[Collection entries]
---+---
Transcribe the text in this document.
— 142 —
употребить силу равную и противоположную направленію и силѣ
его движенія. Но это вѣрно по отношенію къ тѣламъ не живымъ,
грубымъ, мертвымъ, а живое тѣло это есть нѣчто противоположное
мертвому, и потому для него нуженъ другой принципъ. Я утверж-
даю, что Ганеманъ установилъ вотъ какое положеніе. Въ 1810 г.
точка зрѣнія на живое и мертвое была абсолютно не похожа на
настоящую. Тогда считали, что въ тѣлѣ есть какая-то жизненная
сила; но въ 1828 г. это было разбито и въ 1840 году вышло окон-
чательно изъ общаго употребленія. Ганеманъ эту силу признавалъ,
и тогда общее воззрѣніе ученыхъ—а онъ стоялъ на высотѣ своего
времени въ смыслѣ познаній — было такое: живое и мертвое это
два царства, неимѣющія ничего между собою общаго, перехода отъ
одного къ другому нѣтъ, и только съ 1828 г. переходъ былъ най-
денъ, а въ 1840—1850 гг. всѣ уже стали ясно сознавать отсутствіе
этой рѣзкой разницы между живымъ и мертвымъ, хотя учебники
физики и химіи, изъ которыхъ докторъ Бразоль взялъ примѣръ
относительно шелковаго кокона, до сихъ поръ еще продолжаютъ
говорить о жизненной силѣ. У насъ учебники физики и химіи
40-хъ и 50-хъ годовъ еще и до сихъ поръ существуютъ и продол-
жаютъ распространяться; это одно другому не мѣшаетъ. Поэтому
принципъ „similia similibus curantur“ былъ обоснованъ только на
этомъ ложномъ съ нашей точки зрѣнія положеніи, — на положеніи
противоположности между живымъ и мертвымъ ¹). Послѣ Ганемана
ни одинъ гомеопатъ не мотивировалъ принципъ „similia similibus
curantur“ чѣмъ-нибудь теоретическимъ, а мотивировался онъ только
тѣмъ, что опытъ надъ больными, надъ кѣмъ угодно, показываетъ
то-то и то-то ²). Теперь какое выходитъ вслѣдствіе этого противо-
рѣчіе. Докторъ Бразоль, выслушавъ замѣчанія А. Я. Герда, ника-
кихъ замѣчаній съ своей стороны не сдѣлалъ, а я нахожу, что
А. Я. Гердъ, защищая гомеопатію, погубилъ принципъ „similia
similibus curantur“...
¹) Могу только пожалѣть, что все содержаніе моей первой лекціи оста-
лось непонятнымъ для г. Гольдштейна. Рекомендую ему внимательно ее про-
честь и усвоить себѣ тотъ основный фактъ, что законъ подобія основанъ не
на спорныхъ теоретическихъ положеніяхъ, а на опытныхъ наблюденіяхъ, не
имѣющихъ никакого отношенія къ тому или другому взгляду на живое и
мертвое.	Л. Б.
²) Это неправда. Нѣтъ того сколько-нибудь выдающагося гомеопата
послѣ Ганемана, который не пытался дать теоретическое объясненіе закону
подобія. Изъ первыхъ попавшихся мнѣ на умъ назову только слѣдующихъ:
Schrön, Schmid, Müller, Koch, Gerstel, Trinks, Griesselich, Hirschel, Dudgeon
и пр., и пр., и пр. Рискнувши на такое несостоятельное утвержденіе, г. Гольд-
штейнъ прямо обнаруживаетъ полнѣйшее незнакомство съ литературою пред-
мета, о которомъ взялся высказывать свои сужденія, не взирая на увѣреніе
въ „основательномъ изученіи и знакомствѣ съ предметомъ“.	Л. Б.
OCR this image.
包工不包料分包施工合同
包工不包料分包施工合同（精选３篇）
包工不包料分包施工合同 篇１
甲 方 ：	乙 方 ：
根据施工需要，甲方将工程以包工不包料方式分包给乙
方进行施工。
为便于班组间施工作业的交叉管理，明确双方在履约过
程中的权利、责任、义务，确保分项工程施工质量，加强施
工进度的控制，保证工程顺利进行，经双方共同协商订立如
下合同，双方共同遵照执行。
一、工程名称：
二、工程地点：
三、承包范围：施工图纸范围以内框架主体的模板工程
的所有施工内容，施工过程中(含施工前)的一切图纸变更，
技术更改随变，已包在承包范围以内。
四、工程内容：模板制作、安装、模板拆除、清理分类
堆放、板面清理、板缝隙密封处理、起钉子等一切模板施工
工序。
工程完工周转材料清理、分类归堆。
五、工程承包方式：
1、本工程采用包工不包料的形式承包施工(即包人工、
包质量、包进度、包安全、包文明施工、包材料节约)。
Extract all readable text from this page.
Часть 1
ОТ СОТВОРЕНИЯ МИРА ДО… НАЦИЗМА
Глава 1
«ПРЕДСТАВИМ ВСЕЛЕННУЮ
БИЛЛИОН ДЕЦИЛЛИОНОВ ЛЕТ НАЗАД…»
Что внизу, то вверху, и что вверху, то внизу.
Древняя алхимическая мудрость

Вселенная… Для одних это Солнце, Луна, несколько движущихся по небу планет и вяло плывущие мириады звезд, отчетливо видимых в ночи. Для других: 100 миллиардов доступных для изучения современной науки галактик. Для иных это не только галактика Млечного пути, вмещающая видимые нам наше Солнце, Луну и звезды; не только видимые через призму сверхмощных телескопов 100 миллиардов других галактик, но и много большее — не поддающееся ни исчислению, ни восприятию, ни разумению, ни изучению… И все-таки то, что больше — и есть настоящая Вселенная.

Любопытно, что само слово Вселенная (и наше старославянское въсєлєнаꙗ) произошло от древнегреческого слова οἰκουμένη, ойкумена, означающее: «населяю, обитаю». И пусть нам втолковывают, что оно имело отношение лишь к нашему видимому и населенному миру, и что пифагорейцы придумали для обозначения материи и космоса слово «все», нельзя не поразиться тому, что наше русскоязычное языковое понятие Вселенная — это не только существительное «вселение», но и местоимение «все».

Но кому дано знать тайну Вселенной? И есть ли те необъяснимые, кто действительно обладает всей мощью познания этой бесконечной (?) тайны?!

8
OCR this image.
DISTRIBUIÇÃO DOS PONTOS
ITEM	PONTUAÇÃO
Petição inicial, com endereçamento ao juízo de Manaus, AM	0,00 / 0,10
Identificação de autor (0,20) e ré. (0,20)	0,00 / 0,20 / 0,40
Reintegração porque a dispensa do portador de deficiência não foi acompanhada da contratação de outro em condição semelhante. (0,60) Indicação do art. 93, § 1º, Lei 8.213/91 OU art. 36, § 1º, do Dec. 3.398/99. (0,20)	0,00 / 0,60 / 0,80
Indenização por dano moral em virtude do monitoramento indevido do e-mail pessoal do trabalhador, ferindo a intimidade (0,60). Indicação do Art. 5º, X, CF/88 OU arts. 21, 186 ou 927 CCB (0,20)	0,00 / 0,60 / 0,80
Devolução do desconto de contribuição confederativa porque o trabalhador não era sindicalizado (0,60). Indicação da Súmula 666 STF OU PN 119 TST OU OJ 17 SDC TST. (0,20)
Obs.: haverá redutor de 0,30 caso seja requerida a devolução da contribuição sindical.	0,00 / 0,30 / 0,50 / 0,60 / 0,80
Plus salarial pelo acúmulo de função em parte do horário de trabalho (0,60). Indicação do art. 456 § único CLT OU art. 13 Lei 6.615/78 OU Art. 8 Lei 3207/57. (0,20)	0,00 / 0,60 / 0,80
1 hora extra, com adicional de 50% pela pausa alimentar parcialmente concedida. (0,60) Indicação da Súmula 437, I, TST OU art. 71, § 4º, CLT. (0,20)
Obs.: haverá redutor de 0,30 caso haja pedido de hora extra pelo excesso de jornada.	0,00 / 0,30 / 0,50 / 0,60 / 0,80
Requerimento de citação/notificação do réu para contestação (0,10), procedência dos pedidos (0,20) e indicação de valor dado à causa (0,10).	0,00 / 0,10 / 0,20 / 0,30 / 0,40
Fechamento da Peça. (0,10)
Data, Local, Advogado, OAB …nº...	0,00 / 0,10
---+---
▶ _Set problem_: Extract each entry in full, exactly as given.

▶ _Final result_:
Transcribe the text in this document.
— 142 —
употребить силу равную и противоположную направленію и силѣ
его движенія. Но это вѣрно по отношенію къ тѣламъ не живымъ,
грубымъ, мертвымъ, а живое тѣло это есть нѣчто противоположное
мертвому, и потому для него нуженъ другой принципъ. Я утверж-
даю, что Ганеманъ установилъ вотъ какое положеніе. Въ 1810 г.
точка зрѣнія на живое и мертвое была абсолютно не похожа на
настоящую. Тогда считали, что въ тѣлѣ есть какая-то жизненная
сила; но въ 1828 г. это было разбито и въ 1840 году вышло окон-
чательно изъ общаго употребленія. Ганеманъ эту силу признавалъ,
и тогда общее воззрѣніе ученыхъ—а онъ стоялъ на высотѣ своего
времени въ смыслѣ познаній — было такое: живое и мертвое это
два царства, неимѣющія ничего между собою общаго, перехода отъ
одного къ другому нѣтъ, и только съ 1828 г. переходъ былъ най-
денъ, а въ 1840—1850 гг. всѣ уже стали ясно сознавать отсутствіе
этой рѣзкой разницы между живымъ и мертвымъ, хотя учебники
физики и химіи, изъ которыхъ докторъ Бразоль взялъ примѣръ
относительно шелковаго кокона, до сихъ поръ еще продолжаютъ
говорить о жизненной силѣ. У насъ учебники физики и химіи
40-хъ и 50-хъ годовъ еще и до сихъ поръ существуютъ и продол-
жаютъ распространяться; это одно другому не мѣшаетъ. Поэтому
принципъ „similia similibus curantur“ былъ обоснованъ только на
этомъ ложномъ съ нашей точки зрѣнія положеніи, — на положеніи
противоположности между живымъ и мертвымъ ¹). Послѣ Ганемана
ни одинъ гомеопатъ не мотивировалъ принципъ „similia similibus
curantur“ чѣмъ-нибудь теоретическимъ, а мотивировался онъ только
тѣмъ, что опытъ надъ больными, надъ кѣмъ угодно, показываетъ
то-то и то-то ²). Теперь какое выходитъ вслѣдствіе этого противо-
рѣчіе. Докторъ Бразоль, выслушавъ замѣчанія А. Я. Герда, ника-
кихъ замѣчаній съ своей стороны не сдѣлалъ, а я нахожу, что
А. Я. Гердъ, защищая гомеопатію, погубилъ принципъ „similia
similibus curantur“...
¹) Могу только пожалѣть, что все содержаніе моей первой лекціи оста-
лось непонятнымъ для г. Гольдштейна. Рекомендую ему внимательно ее про-
честь и усвоить себѣ тотъ основный фактъ, что законъ подобія основанъ не
на спорныхъ теоретическихъ положеніяхъ, а на опытныхъ наблюденіяхъ, не
имѣющихъ никакого отношенія къ тому или другому взгляду на живое и
мертвое.	Л. Б.
²) Это неправда. Нѣтъ того сколько-нибудь выдающагося гомеопата
послѣ Ганемана, который не пытался дать теоретическое объясненіе закону
подобія. Изъ первыхъ попавшихся мнѣ на умъ назову только слѣдующихъ:
Schrön, Schmid, Müller, Koch, Gerstel, Trinks, Griesselich, Hirschel, Dudgeon
и пр., и пр., и пр. Рискнувши на такое несостоятельное утвержденіе, г. Гольд-
штейнъ прямо обнаруживаетъ полнѣйшее незнакомство съ литературою пред-
мета, о которомъ взялся высказывать свои сужденія, не взирая на увѣреніе
въ „основательномъ изученіи и знакомствѣ съ предметомъ“.	Л. Б.
OCR this image.
包工不包料分包施工合同
包工不包料分包施工合同（精选３篇）
包工不包料分包施工合同 篇１
甲 方 ：	乙 方 ：
根据施工需要，甲方将工程以包工不包料方式分包给乙
方进行施工。
为便于班组间施工作业的交叉管理，明确双方在履约过
程中的权利、责任、义务，确保分项工程施工质量，加强施
工进度的控制，保证工程顺利进行，经双方共同协商订立如
下合同，双方共同遵照执行。
一、工程名称：
二、工程地点：
三、承包范围：施工图纸范围以内框架主体的模板工程
的所有施工内容，施工过程中(含施工前)的一切图纸变更，
技术更改随变，已包在承包范围以内。
四、工程内容：模板制作、安装、模板拆除、清理分类
堆放、板面清理、板缝隙密封处理、起钉子等一切模板施工
工序。
工程完工周转材料清理、分类归堆。
五、工程承包方式：
1、本工程采用包工不包料的形式承包施工(即包人工、
包质量、包进度、包安全、包文明施工、包材料节约)。
Extract all readable text from this page.
Часть 1
ОТ СОТВОРЕНИЯ МИРА ДО… НАЦИЗМА
Глава 1
«ПРЕДСТАВИМ ВСЕЛЕННУЮ
БИЛЛИОН ДЕЦИЛЛИОНОВ ЛЕТ НАЗАД…»
Что внизу, то вверху, и что вверху, то внизу.
Древняя алхимическая мудрость

Вселенная… Для одних это Солнце, Луна, несколько движущихся по небу планет и вяло плывущие мириады звезд, отчетливо видимых в ночи. Для других: 100 миллиардов доступных для изучения современной науки галактик. Для иных это не только галактика Млечного пути, вмещающая видимые нам наше Солнце, Луну и звезды; не только видимые через призму сверхмощных телескопов 100 миллиардов других галактик, но и много большее — не поддающееся ни исчислению, ни восприятию, ни разумению, ни изучению… И все-таки то, что больше — и есть настоящая Вселенная.

Любопытно, что само слово Вселенная (и наше старославянское въсєлєнаꙗ) произошло от древнегреческого слова οἰκουμένη, ойкумена, означающее: «населяю, обитаю». И пусть нам втолковывают, что оно имело отношение лишь к нашему видимому и населенному миру, и что пифагорейцы придумали для обозначения материи и космоса слово «все», нельзя не поразиться тому, что наше русскоязычное языковое понятие Вселенная — это не только существительное «вселение», но и местоимение «все».

Но кому дано знать тайну Вселенной? И есть ли те необъяснимые, кто действительно обладает всей мощью познания этой бесконечной (?) тайны?!

8
OCR this image.
DISTRIBUIÇÃO DOS PONTOS
ITEM	PONTUAÇÃO
Petição inicial, com endereçamento ao juízo de Manaus, AM	0,00 / 0,10
Identificação de autor (0,20) e ré. (0,20)	0,00 / 0,20 / 0,40
Reintegração porque a dispensa do portador de deficiência não foi acompanhada da contratação de outro em condição semelhante. (0,60) Indicação do art. 93, § 1º, Lei 8.213/91 OU art. 36, § 1º, do Dec. 3.398/99. (0,20)	0,00 / 0,60 / 0,80
Indenização por dano moral em virtude do monitoramento indevido do e-mail pessoal do trabalhador, ferindo a intimidade (0,60). Indicação do Art. 5º, X, CF/88 OU arts. 21, 186 ou 927 CCB (0,20)	0,00 / 0,60 / 0,80
Devolução do desconto de contribuição confederativa porque o trabalhador não era sindicalizado (0,60). Indicação da Súmula 666 STF OU PN 119 TST OU OJ 17 SDC TST. (0,20)
Obs.: haverá redutor de 0,30 caso seja requerida a devolução da contribuição sindical.	0,00 / 0,30 / 0,50 / 0,60 / 0,80
Plus salarial pelo acúmulo de função em parte do horário de trabalho (0,60). Indicação do art. 456 § único CLT OU art. 13 Lei 6.615/78 OU Art. 8 Lei 3207/57. (0,20)	0,00 / 0,60 / 0,80
1 hora extra, com adicional de 50% pela pausa alimentar parcialmente concedida. (0,60) Indicação da Súmula 437, I, TST OU art. 71, § 4º, CLT. (0,20)
Obs.: haverá redutor de 0,30 caso haja pedido de hora extra pelo excesso de jornada.	0,00 / 0,30 / 0,50 / 0,60 / 0,80
Requerimento de citação/notificação do réu para contestação (0,10), procedência dos pedidos (0,20) e indicação de valor dado à causa (0,10).	0,00 / 0,10 / 0,20 / 0,30 / 0,40
Fechamento da Peça. (0,10)
Data, Local, Advogado, OAB …nº...	0,00 / 0,10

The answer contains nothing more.